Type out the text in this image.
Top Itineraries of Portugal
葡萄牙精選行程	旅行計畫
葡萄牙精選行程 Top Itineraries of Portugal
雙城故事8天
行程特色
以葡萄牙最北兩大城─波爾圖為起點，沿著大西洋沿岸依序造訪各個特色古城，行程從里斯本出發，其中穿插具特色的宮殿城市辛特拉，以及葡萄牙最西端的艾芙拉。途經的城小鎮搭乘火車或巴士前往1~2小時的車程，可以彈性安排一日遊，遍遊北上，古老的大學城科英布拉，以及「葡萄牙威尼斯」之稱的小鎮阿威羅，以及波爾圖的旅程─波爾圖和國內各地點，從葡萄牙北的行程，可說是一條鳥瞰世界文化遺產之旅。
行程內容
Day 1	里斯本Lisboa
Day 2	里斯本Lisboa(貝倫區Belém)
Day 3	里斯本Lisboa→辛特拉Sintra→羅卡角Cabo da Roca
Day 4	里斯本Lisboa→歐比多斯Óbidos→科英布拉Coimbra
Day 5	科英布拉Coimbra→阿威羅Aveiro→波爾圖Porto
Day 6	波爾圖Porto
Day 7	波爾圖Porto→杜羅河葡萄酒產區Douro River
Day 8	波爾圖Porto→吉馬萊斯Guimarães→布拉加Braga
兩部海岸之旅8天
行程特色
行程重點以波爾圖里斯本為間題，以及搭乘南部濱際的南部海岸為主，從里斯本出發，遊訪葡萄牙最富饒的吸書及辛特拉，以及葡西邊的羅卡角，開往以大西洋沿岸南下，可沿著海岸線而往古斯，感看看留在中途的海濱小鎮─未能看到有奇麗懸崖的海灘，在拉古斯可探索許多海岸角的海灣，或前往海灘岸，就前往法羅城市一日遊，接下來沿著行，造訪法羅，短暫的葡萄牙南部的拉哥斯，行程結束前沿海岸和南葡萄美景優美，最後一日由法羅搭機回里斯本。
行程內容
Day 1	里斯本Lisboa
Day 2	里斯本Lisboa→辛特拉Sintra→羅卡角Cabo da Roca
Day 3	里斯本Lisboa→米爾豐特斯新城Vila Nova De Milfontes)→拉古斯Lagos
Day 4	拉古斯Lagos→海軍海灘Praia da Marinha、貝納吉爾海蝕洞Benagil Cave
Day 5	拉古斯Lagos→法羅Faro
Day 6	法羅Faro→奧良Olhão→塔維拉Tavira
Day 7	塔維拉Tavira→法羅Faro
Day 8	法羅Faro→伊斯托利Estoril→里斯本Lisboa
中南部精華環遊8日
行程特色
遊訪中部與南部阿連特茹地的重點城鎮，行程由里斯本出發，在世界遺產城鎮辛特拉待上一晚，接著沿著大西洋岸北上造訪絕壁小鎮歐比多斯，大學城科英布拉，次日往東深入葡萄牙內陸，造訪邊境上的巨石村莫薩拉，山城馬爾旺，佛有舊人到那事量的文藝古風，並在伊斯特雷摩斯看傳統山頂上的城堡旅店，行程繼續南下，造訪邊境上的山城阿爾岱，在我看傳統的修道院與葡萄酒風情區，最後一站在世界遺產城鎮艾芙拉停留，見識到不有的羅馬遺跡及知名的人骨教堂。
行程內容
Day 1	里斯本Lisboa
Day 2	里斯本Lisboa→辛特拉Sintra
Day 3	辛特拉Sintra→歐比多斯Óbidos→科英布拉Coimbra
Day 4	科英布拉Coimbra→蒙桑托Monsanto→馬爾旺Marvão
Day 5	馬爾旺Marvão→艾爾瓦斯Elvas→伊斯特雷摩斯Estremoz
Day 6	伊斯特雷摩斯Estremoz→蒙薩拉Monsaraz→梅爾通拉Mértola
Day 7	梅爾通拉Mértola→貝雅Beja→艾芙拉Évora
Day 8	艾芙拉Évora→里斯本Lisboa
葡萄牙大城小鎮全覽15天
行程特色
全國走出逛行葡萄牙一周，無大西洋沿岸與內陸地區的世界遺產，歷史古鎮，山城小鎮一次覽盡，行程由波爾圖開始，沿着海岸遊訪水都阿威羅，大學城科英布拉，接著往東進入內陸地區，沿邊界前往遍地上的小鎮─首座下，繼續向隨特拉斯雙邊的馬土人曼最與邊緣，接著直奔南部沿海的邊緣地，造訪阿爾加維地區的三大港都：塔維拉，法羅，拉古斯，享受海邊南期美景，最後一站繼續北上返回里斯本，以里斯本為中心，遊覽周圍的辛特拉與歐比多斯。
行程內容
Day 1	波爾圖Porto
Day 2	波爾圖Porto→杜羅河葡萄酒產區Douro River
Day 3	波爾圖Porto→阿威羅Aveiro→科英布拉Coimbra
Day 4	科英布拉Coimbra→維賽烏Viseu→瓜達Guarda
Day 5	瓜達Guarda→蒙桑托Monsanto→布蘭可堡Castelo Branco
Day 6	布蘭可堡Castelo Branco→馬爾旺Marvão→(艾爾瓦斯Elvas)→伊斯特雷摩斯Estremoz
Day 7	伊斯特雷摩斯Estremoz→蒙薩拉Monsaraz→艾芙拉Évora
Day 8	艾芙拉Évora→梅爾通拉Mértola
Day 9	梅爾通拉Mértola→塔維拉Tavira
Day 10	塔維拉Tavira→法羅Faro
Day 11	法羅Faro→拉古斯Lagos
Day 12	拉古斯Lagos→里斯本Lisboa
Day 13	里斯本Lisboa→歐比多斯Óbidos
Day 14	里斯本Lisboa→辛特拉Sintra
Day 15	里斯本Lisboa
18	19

_ _ _

§ **YOUR GOAL**: Each entry above needs to be retyped exactly.

§ **WRITTEN ANSWER**:
Type out the text in this image.
Top Itineraries of Portugal
葡萄牙精選行程	旅行計畫
葡萄牙精選行程 Top Itineraries of Portugal
雙城故事8天
行程特色
以葡萄牙最北兩大城─波爾圖為起點，沿著大西洋沿岸依序造訪各個特色古城，行程從里斯本出發，其中穿插具特色的宮殿城市辛特拉，以及葡萄牙最西端的艾芙拉。途經的城小鎮搭乘火車或巴士前往1~2小時的車程，可以彈性安排一日遊，遍遊北上，古老的大學城科英布拉，以及「葡萄牙威尼斯」之稱的小鎮阿威羅，以及波爾圖的旅程─波爾圖和國內各地點，從葡萄牙北的行程，可說是一條鳥瞰世界文化遺產之旅。
行程內容
Day 1	里斯本Lisboa
Day 2	里斯本Lisboa(貝倫區Belém)
Day 3	里斯本Lisboa→辛特拉Sintra→羅卡角Cabo da Roca
Day 4	里斯本Lisboa→歐比多斯Óbidos→科英布拉Coimbra
Day 5	科英布拉Coimbra→阿威羅Aveiro→波爾圖Porto
Day 6	波爾圖Porto
Day 7	波爾圖Porto→杜羅河葡萄酒產區Douro River
Day 8	波爾圖Porto→吉馬萊斯Guimarães→布拉加Braga
兩部海岸之旅8天
行程特色
行程重點以波爾圖里斯本為間題，以及搭乘南部濱際的南部海岸為主，從里斯本出發，遊訪葡萄牙最富饒的吸書及辛特拉，以及葡西邊的羅卡角，開往以大西洋沿岸南下，可沿著海岸線而往古斯，感看看留在中途的海濱小鎮─未能看到有奇麗懸崖的海灘，在拉古斯可探索許多海岸角的海灣，或前往海灘岸，就前往法羅城市一日遊，接下來沿著行，造訪法羅，短暫的葡萄牙南部的拉哥斯，行程結束前沿海岸和南葡萄美景優美，最後一日由法羅搭機回里斯本。
行程內容
Day 1	里斯本Lisboa
Day 2	里斯本Lisboa→辛特拉Sintra→羅卡角Cabo da Roca
Day 3	里斯本Lisboa→米爾豐特斯新城Vila Nova De Milfontes)→拉古斯Lagos
Day 4	拉古斯Lagos→海軍海灘Praia da Marinha、貝納吉爾海蝕洞Benagil Cave
Day 5	拉古斯Lagos→法羅Faro
Day 6	法羅Faro→奧良Olhão→塔維拉Tavira
Day 7	塔維拉Tavira→法羅Faro
Day 8	法羅Faro→伊斯托利Estoril→里斯本Lisboa
中南部精華環遊8日
行程特色
遊訪中部與南部阿連特茹地的重點城鎮，行程由里斯本出發，在世界遺產城鎮辛特拉待上一晚，接著沿著大西洋岸北上造訪絕壁小鎮歐比多斯，大學城科英布拉，次日往東深入葡萄牙內陸，造訪邊境上的巨石村莫薩拉，山城馬爾旺，佛有舊人到那事量的文藝古風，並在伊斯特雷摩斯看傳統山頂上的城堡旅店，行程繼續南下，造訪邊境上的山城阿爾岱，在我看傳統的修道院與葡萄酒風情區，最後一站在世界遺產城鎮艾芙拉停留，見識到不有的羅馬遺跡及知名的人骨教堂。
行程內容
Day 1	里斯本Lisboa
Day 2	里斯本Lisboa→辛特拉Sintra
Day 3	辛特拉Sintra→歐比多斯Óbidos→科英布拉Coimbra
Day 4	科英布拉Coimbra→蒙桑托Monsanto→馬爾旺Marvão
Day 5	馬爾旺Marvão→艾爾瓦斯Elvas→伊斯特雷摩斯Estremoz
Day 6	伊斯特雷摩斯Estremoz→蒙薩拉Monsaraz→梅爾通拉Mértola
Day 7	梅爾通拉Mértola→貝雅Beja→艾芙拉Évora
Day 8	艾芙拉Évora→里斯本Lisboa
葡萄牙大城小鎮全覽15天
行程特色
全國走出逛行葡萄牙一周，無大西洋沿岸與內陸地區的世界遺產，歷史古鎮，山城小鎮一次覽盡，行程由波爾圖開始，沿着海岸遊訪水都阿威羅，大學城科英布拉，接著往東進入內陸地區，沿邊界前往遍地上的小鎮─首座下，繼續向隨特拉斯雙邊的馬土人曼最與邊緣，接著直奔南部沿海的邊緣地，造訪阿爾加維地區的三大港都：塔維拉，法羅，拉古斯，享受海邊南期美景，最後一站繼續北上返回里斯本，以里斯本為中心，遊覽周圍的辛特拉與歐比多斯。
行程內容
Day 1	波爾圖Porto
Day 2	波爾圖Porto→杜羅河葡萄酒產區Douro River
Day 3	波爾圖Porto→阿威羅Aveiro→科英布拉Coimbra
Day 4	科英布拉Coimbra→維賽烏Viseu→瓜達Guarda
Day 5	瓜達Guarda→蒙桑托Monsanto→布蘭可堡Castelo Branco
Day 6	布蘭可堡Castelo Branco→馬爾旺Marvão→(艾爾瓦斯Elvas)→伊斯特雷摩斯Estremoz
Day 7	伊斯特雷摩斯Estremoz→蒙薩拉Monsaraz→艾芙拉Évora
Day 8	艾芙拉Évora→梅爾通拉Mértola
Day 9	梅爾通拉Mértola→塔維拉Tavira
Day 10	塔維拉Tavira→法羅Faro
Day 11	法羅Faro→拉古斯Lagos
Day 12	拉古斯Lagos→里斯本Lisboa
Day 13	里斯本Lisboa→歐比多斯Óbidos
Day 14	里斯本Lisboa→辛特拉Sintra
Day 15	里斯本Lisboa
18	19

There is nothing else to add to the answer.